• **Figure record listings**
::::

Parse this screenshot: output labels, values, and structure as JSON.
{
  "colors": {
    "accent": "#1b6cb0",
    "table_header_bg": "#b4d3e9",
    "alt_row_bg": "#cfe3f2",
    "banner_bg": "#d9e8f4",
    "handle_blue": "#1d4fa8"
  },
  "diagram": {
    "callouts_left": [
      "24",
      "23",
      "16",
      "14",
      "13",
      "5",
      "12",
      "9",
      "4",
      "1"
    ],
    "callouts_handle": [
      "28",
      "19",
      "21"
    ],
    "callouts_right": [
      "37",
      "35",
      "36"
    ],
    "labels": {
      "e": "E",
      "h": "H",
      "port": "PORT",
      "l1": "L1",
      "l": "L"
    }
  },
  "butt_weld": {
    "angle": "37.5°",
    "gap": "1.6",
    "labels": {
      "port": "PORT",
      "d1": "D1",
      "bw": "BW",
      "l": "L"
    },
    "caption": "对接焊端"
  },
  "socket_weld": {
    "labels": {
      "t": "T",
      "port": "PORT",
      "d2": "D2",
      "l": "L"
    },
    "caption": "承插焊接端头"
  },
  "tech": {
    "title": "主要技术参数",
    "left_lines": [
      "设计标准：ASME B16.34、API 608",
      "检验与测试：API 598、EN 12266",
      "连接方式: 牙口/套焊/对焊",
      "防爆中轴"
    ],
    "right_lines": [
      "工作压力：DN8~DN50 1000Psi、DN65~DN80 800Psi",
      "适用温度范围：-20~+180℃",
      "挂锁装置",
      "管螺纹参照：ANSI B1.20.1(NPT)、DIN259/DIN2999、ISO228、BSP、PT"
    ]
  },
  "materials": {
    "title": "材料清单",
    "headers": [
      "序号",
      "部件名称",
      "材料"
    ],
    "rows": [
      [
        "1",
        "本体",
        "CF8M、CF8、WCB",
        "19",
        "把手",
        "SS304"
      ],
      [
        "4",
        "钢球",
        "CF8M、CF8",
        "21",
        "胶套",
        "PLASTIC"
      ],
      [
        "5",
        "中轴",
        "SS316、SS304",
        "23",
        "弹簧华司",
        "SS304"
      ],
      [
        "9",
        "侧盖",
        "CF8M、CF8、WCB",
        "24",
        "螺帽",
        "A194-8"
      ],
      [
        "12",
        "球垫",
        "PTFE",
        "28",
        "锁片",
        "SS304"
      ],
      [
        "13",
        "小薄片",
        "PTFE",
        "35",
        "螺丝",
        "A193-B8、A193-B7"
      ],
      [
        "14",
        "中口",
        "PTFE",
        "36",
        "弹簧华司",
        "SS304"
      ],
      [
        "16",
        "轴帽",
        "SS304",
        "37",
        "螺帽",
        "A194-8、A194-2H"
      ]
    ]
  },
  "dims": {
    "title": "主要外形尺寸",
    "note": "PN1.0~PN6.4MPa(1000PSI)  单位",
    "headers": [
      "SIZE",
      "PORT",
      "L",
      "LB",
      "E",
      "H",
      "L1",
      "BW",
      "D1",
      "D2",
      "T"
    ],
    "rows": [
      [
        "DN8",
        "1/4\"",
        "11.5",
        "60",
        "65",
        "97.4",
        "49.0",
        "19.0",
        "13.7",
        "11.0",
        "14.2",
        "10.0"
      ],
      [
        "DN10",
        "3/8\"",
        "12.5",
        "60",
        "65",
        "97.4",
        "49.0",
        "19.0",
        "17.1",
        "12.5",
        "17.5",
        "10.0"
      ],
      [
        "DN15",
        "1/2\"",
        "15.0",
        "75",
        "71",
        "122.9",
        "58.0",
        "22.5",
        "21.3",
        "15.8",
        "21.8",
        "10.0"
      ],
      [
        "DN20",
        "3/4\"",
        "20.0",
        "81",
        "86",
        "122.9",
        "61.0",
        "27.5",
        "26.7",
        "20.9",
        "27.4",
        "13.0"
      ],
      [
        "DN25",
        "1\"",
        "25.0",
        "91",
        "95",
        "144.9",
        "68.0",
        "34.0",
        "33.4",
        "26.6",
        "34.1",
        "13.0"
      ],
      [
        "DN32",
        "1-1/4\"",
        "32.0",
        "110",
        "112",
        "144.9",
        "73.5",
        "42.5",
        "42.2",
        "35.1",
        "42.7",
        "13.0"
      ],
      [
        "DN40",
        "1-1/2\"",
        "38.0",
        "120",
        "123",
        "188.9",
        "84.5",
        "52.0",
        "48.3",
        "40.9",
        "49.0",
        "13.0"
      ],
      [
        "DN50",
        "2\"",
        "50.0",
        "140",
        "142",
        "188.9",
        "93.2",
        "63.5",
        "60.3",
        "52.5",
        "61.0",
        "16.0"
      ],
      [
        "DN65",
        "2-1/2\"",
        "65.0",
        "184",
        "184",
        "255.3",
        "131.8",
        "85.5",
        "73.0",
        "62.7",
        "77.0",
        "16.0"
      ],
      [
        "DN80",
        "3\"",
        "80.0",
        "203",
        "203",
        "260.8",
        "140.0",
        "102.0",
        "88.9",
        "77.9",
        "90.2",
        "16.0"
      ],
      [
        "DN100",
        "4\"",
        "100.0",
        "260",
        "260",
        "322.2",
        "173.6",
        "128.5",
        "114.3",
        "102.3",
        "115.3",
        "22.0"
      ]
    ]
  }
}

::::

• **Task objective**
Print every line of the records exactly. Omit nothing.

• **Solved exercise**
Parse this screenshot: output labels, values, and structure as JSON.
{
  "colors": {
    "accent": "#1b6cb0",
    "table_header_bg": "#b4d3e9",
    "alt_row_bg": "#cfe3f2",
    "banner_bg": "#d9e8f4",
    "handle_blue": "#1d4fa8"
  },
  "diagram": {
    "callouts_left": [
      "24",
      "23",
      "16",
      "14",
      "13",
      "5",
      "12",
      "9",
      "4",
      "1"
    ],
    "callouts_handle": [
      "28",
      "19",
      "21"
    ],
    "callouts_right": [
      "37",
      "35",
      "36"
    ],
    "labels": {
      "e": "E",
      "h": "H",
      "port": "PORT",
      "l1": "L1",
      "l": "L"
    }
  },
  "butt_weld": {
    "angle": "37.5°",
    "gap": "1.6",
    "labels": {
      "port": "PORT",
      "d1": "D1",
      "bw": "BW",
      "l": "L"
    },
    "caption": "对接焊端"
  },
  "socket_weld": {
    "labels": {
      "t": "T",
      "port": "PORT",
      "d2": "D2",
      "l": "L"
    },
    "caption": "承插焊接端头"
  },
  "tech": {
    "title": "主要技术参数",
    "left_lines": [
      "设计标准：ASME B16.34、API 608",
      "检验与测试：API 598、EN 12266",
      "连接方式: 牙口/套焊/对焊",
      "防爆中轴"
    ],
    "right_lines": [
      "工作压力：DN8~DN50 1000Psi、DN65~DN80 800Psi",
      "适用温度范围：-20~+180℃",
      "挂锁装置",
      "管螺纹参照：ANSI B1.20.1(NPT)、DIN259/DIN2999、ISO228、BSP、PT"
    ]
  },
  "materials": {
    "title": "材料清单",
    "headers": [
      "序号",
      "部件名称",
      "材料"
    ],
    "rows": [
      [
        "1",
        "本体",
        "CF8M、CF8、WCB",
        "19",
        "把手",
        "SS304"
      ],
      [
        "4",
        "钢球",
        "CF8M、CF8",
        "21",
        "胶套",
        "PLASTIC"
      ],
      [
        "5",
        "中轴",
        "SS316、SS304",
        "23",
        "弹簧华司",
        "SS304"
      ],
      [
        "9",
        "侧盖",
        "CF8M、CF8、WCB",
        "24",
        "螺帽",
        "A194-8"
      ],
      [
        "12",
        "球垫",
        "PTFE",
        "28",
        "锁片",
        "SS304"
      ],
      [
        "13",
        "小薄片",
        "PTFE",
        "35",
        "螺丝",
        "A193-B8、A193-B7"
      ],
      [
        "14",
        "中口",
        "PTFE",
        "36",
        "弹簧华司",
        "SS304"
      ],
      [
        "16",
        "轴帽",
        "SS304",
        "37",
        "螺帽",
        "A194-8、A194-2H"
      ]
    ]
  },
  "dims": {
    "title": "主要外形尺寸",
    "note": "PN1.0~PN6.4MPa(1000PSI)  单位",
    "headers": [
      "SIZE",
      "PORT",
      "L",
      "LB",
      "E",
      "H",
      "L1",
      "BW",
      "D1",
      "D2",
      "T"
    ],
    "rows": [
      [
        "DN8",
        "1/4\"",
        "11.5",
        "60",
        "65",
        "97.4",
        "49.0",
        "19.0",
        "13.7",
        "11.0",
        "14.2",
        "10.0"
      ],
      [
        "DN10",
        "3/8\"",
        "12.5",
        "60",
        "65",
        "97.4",
        "49.0",
        "19.0",
        "17.1",
        "12.5",
        "17.5",
        "10.0"
      ],
      [
        "DN15",
        "1/2\"",
        "15.0",
        "75",
        "71",
        "122.9",
        "58.0",
        "22.5",
        "21.3",
        "15.8",
        "21.8",
        "10.0"
      ],
      [
        "DN20",
        "3/4\"",
        "20.0",
        "81",
        "86",
        "122.9",
        "61.0",
        "27.5",
        "26.7",
        "20.9",
        "27.4",
        "13.0"
      ],
      [
        "DN25",
        "1\"",
        "25.0",
        "91",
        "95",
        "144.9",
        "68.0",
        "34.0",
        "33.4",
        "26.6",
        "34.1",
        "13.0"
      ],
      [
        "DN32",
        "1-1/4\"",
        "32.0",
        "110",
        "112",
        "144.9",
        "73.5",
        "42.5",
        "42.2",
        "35.1",
        "42.7",
        "13.0"
      ],
      [
        "DN40",
        "1-1/2\"",
        "38.0",
        "120",
        "123",
        "188.9",
        "84.5",
        "52.0",
        "48.3",
        "40.9",
        "49.0",
        "13.0"
      ],
      [
        "DN50",
        "2\"",
        "50.0",
        "140",
        "142",
        "188.9",
        "93.2",
        "63.5",
        "60.3",
        "52.5",
        "61.0",
        "16.0"
      ],
      [
        "DN65",
        "2-1/2\"",
        "65.0",
        "184",
        "184",
        "255.3",
        "131.8",
        "85.5",
        "73.0",
        "62.7",
        "77.0",
        "16.0"
      ],
      [
        "DN80",
        "3\"",
        "80.0",
        "203",
        "203",
        "260.8",
        "140.0",
        "102.0",
        "88.9",
        "77.9",
        "90.2",
        "16.0"
      ],
      [
        "DN100",
        "4\"",
        "100.0",
        "260",
        "260",
        "322.2",
        "173.6",
        "128.5",
        "114.3",
        "102.3",
        "115.3",
        "22.0"
      ]
    ]
  }
}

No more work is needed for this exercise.